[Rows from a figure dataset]

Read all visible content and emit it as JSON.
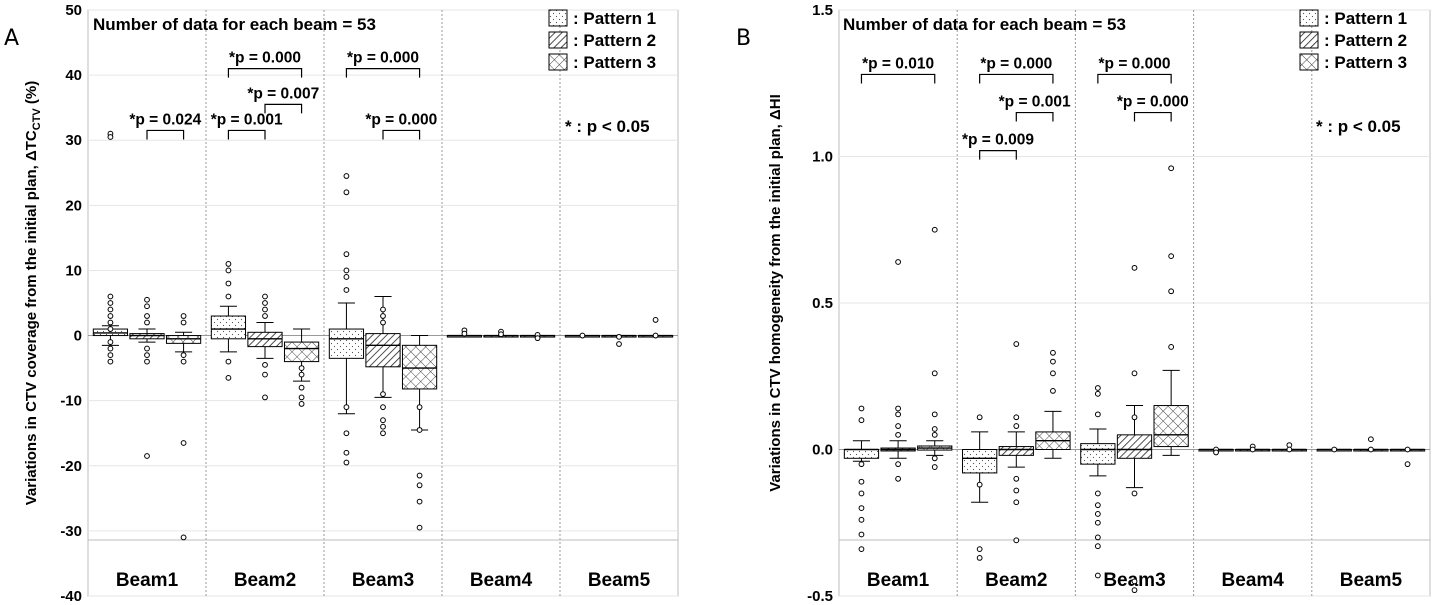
{
  "chart_data": [
    {
      "type": "box",
      "panel_label": "A",
      "ylabel_main": "Variations in CTV coverage from the initial plan, ΔTC",
      "ylabel_sub": "CTV",
      "ylabel_tail": " (%)",
      "ylim": [
        -40,
        50
      ],
      "yticks": [
        -40,
        -30,
        -20,
        -10,
        0,
        10,
        20,
        30,
        40,
        50
      ],
      "categories": [
        "Beam1",
        "Beam2",
        "Beam3",
        "Beam4",
        "Beam5"
      ],
      "legend": [
        ": Pattern 1",
        ": Pattern 2",
        ": Pattern 3"
      ],
      "note": "Number of data for each beam = 53",
      "sig_note": "* : p < 0.05",
      "boxes": [
        {
          "beam": 0,
          "pattern": 0,
          "whislo": -1.5,
          "q1": 0.0,
          "med": 0.4,
          "q3": 1.0,
          "whishi": 1.5,
          "fliers": [
            31,
            30.5,
            6,
            5,
            4,
            3,
            2,
            1,
            -1,
            -2,
            -3,
            -4
          ]
        },
        {
          "beam": 0,
          "pattern": 1,
          "whislo": -1.0,
          "q1": -0.5,
          "med": 0.0,
          "q3": 0.3,
          "whishi": 1.0,
          "fliers": [
            5.5,
            4.5,
            3,
            2,
            -2,
            -3,
            -4,
            -18.5
          ]
        },
        {
          "beam": 0,
          "pattern": 2,
          "whislo": -2.5,
          "q1": -1.2,
          "med": -0.5,
          "q3": 0.0,
          "whishi": 0.5,
          "fliers": [
            3,
            2,
            -3,
            -4,
            -16.5,
            -31
          ]
        },
        {
          "beam": 1,
          "pattern": 0,
          "whislo": -2.5,
          "q1": -0.5,
          "med": 1.0,
          "q3": 3.0,
          "whishi": 4.5,
          "fliers": [
            11,
            10,
            8,
            6,
            -4,
            -6.5
          ]
        },
        {
          "beam": 1,
          "pattern": 1,
          "whislo": -3.5,
          "q1": -1.7,
          "med": -0.5,
          "q3": 0.5,
          "whishi": 2.0,
          "fliers": [
            6,
            5,
            4,
            3,
            -4.5,
            -6,
            -9.5
          ]
        },
        {
          "beam": 1,
          "pattern": 2,
          "whislo": -7.0,
          "q1": -4.0,
          "med": -2.0,
          "q3": -1.0,
          "whishi": 1.0,
          "fliers": [
            -5,
            -6,
            -8,
            -9.5,
            -10.5
          ]
        },
        {
          "beam": 2,
          "pattern": 0,
          "whislo": -12.0,
          "q1": -3.5,
          "med": -0.5,
          "q3": 1.0,
          "whishi": 5.0,
          "fliers": [
            24.5,
            22,
            12.5,
            10,
            9,
            7,
            -11,
            -15,
            -18,
            -19.5
          ]
        },
        {
          "beam": 2,
          "pattern": 1,
          "whislo": -9.5,
          "q1": -4.8,
          "med": -1.5,
          "q3": 0.3,
          "whishi": 6.0,
          "fliers": [
            4,
            3,
            2,
            -9,
            -11,
            -13,
            -15,
            -14
          ]
        },
        {
          "beam": 2,
          "pattern": 2,
          "whislo": -14.5,
          "q1": -8.2,
          "med": -5.0,
          "q3": -1.5,
          "whishi": 0.0,
          "fliers": [
            -11,
            -14.5,
            -21.5,
            -23,
            -25.5,
            -29.5
          ]
        },
        {
          "beam": 3,
          "pattern": 0,
          "whislo": 0,
          "q1": 0,
          "med": 0,
          "q3": 0,
          "whishi": 0,
          "fliers": [
            0.8,
            0.3
          ]
        },
        {
          "beam": 3,
          "pattern": 1,
          "whislo": 0,
          "q1": 0,
          "med": 0,
          "q3": 0,
          "whishi": 0,
          "fliers": [
            0.6,
            0.2
          ]
        },
        {
          "beam": 3,
          "pattern": 2,
          "whislo": 0,
          "q1": 0,
          "med": 0,
          "q3": 0,
          "whishi": 0,
          "fliers": [
            0.1,
            -0.4
          ]
        },
        {
          "beam": 4,
          "pattern": 0,
          "whislo": 0,
          "q1": 0,
          "med": 0,
          "q3": 0,
          "whishi": 0,
          "fliers": [
            0.0
          ]
        },
        {
          "beam": 4,
          "pattern": 1,
          "whislo": 0,
          "q1": 0,
          "med": 0,
          "q3": 0,
          "whishi": 0,
          "fliers": [
            -0.2,
            -1.3
          ]
        },
        {
          "beam": 4,
          "pattern": 2,
          "whislo": 0,
          "q1": 0,
          "med": 0,
          "q3": 0,
          "whishi": 0,
          "fliers": [
            2.4,
            0.0
          ]
        }
      ],
      "brackets": [
        {
          "beam": 0,
          "from": 1,
          "to": 2,
          "y": 31.5,
          "label": "*p = 0.024"
        },
        {
          "beam": 1,
          "from": 0,
          "to": 1,
          "y": 31.5,
          "label": "*p = 0.001"
        },
        {
          "beam": 1,
          "from": 0,
          "to": 2,
          "y": 41.0,
          "label": "*p = 0.000"
        },
        {
          "beam": 1,
          "from": 1,
          "to": 2,
          "y": 35.5,
          "label": "*p = 0.007"
        },
        {
          "beam": 2,
          "from": 0,
          "to": 2,
          "y": 41.0,
          "label": "*p = 0.000"
        },
        {
          "beam": 2,
          "from": 1,
          "to": 2,
          "y": 31.5,
          "label": "*p = 0.000"
        }
      ]
    },
    {
      "type": "box",
      "panel_label": "B",
      "ylabel_main": "Variations in CTV homogeneity from the initial plan, ΔHI",
      "ylabel_sub": "",
      "ylabel_tail": "",
      "ylim": [
        -0.5,
        1.5
      ],
      "yticks": [
        -0.5,
        0.0,
        0.5,
        1.0,
        1.5
      ],
      "categories": [
        "Beam1",
        "Beam2",
        "Beam3",
        "Beam4",
        "Beam5"
      ],
      "legend": [
        ": Pattern 1",
        ": Pattern 2",
        ": Pattern 3"
      ],
      "note": "Number of data for each beam = 53",
      "sig_note": "* : p < 0.05",
      "boxes": [
        {
          "beam": 0,
          "pattern": 0,
          "whislo": -0.04,
          "q1": -0.03,
          "med": 0.0,
          "q3": 0.0,
          "whishi": 0.03,
          "fliers": [
            0.14,
            0.1,
            -0.05,
            -0.11,
            -0.15,
            -0.2,
            -0.24,
            -0.29,
            -0.34
          ]
        },
        {
          "beam": 0,
          "pattern": 1,
          "whislo": -0.03,
          "q1": -0.005,
          "med": 0.0,
          "q3": 0.005,
          "whishi": 0.03,
          "fliers": [
            0.64,
            0.14,
            0.12,
            0.08,
            0.05,
            -0.05,
            -0.1
          ]
        },
        {
          "beam": 0,
          "pattern": 2,
          "whislo": -0.02,
          "q1": -0.002,
          "med": 0.005,
          "q3": 0.012,
          "whishi": 0.03,
          "fliers": [
            0.75,
            0.26,
            0.12,
            0.07,
            0.05,
            -0.03,
            -0.06
          ]
        },
        {
          "beam": 1,
          "pattern": 0,
          "whislo": -0.18,
          "q1": -0.08,
          "med": -0.03,
          "q3": 0.0,
          "whishi": 0.06,
          "fliers": [
            0.11,
            -0.12,
            -0.34,
            -0.37
          ]
        },
        {
          "beam": 1,
          "pattern": 1,
          "whislo": -0.06,
          "q1": -0.02,
          "med": 0.0,
          "q3": 0.01,
          "whishi": 0.06,
          "fliers": [
            0.36,
            0.11,
            0.08,
            -0.1,
            -0.14,
            -0.18,
            -0.31
          ]
        },
        {
          "beam": 1,
          "pattern": 2,
          "whislo": -0.03,
          "q1": 0.0,
          "med": 0.03,
          "q3": 0.06,
          "whishi": 0.13,
          "fliers": [
            0.33,
            0.3,
            0.26,
            0.2
          ]
        },
        {
          "beam": 2,
          "pattern": 0,
          "whislo": -0.09,
          "q1": -0.05,
          "med": 0.0,
          "q3": 0.02,
          "whishi": 0.07,
          "fliers": [
            0.21,
            0.19,
            0.12,
            -0.15,
            -0.19,
            -0.22,
            -0.25,
            -0.3,
            -0.33,
            -0.43
          ]
        },
        {
          "beam": 2,
          "pattern": 1,
          "whislo": -0.13,
          "q1": -0.03,
          "med": 0.0,
          "q3": 0.05,
          "whishi": 0.15,
          "fliers": [
            0.62,
            0.26,
            0.11,
            -0.15,
            -0.45,
            -0.48
          ]
        },
        {
          "beam": 2,
          "pattern": 2,
          "whislo": -0.02,
          "q1": 0.01,
          "med": 0.05,
          "q3": 0.15,
          "whishi": 0.27,
          "fliers": [
            0.96,
            0.66,
            0.54,
            0.35
          ]
        },
        {
          "beam": 3,
          "pattern": 0,
          "whislo": 0,
          "q1": 0,
          "med": 0,
          "q3": 0,
          "whishi": 0,
          "fliers": [
            0.0,
            -0.01
          ]
        },
        {
          "beam": 3,
          "pattern": 1,
          "whislo": 0,
          "q1": 0,
          "med": 0,
          "q3": 0,
          "whishi": 0,
          "fliers": [
            0.01,
            0.0
          ]
        },
        {
          "beam": 3,
          "pattern": 2,
          "whislo": 0,
          "q1": 0,
          "med": 0,
          "q3": 0,
          "whishi": 0,
          "fliers": [
            0.015,
            0.0
          ]
        },
        {
          "beam": 4,
          "pattern": 0,
          "whislo": 0,
          "q1": 0,
          "med": 0,
          "q3": 0,
          "whishi": 0,
          "fliers": [
            0.0
          ]
        },
        {
          "beam": 4,
          "pattern": 1,
          "whislo": 0,
          "q1": 0,
          "med": 0,
          "q3": 0,
          "whishi": 0,
          "fliers": [
            0.035,
            0.0
          ]
        },
        {
          "beam": 4,
          "pattern": 2,
          "whislo": 0,
          "q1": 0,
          "med": 0,
          "q3": 0,
          "whishi": 0,
          "fliers": [
            0.0,
            -0.05
          ]
        }
      ],
      "brackets": [
        {
          "beam": 0,
          "from": 0,
          "to": 2,
          "y": 1.28,
          "label": "*p = 0.010"
        },
        {
          "beam": 1,
          "from": 0,
          "to": 1,
          "y": 1.02,
          "label": "*p = 0.009"
        },
        {
          "beam": 1,
          "from": 0,
          "to": 2,
          "y": 1.28,
          "label": "*p = 0.000"
        },
        {
          "beam": 1,
          "from": 1,
          "to": 2,
          "y": 1.15,
          "label": "*p = 0.001"
        },
        {
          "beam": 2,
          "from": 0,
          "to": 2,
          "y": 1.28,
          "label": "*p = 0.000"
        },
        {
          "beam": 2,
          "from": 1,
          "to": 2,
          "y": 1.15,
          "label": "*p = 0.000"
        }
      ]
    }
  ]
}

Problem requirements - Every line holding "initial" should be copied out.

Output for this task -
      "ylabel_main": "Variations in CTV coverage from the initial plan, ΔTC",
      "ylabel_main": "Variations in CTV homogeneity from the initial plan, ΔHI",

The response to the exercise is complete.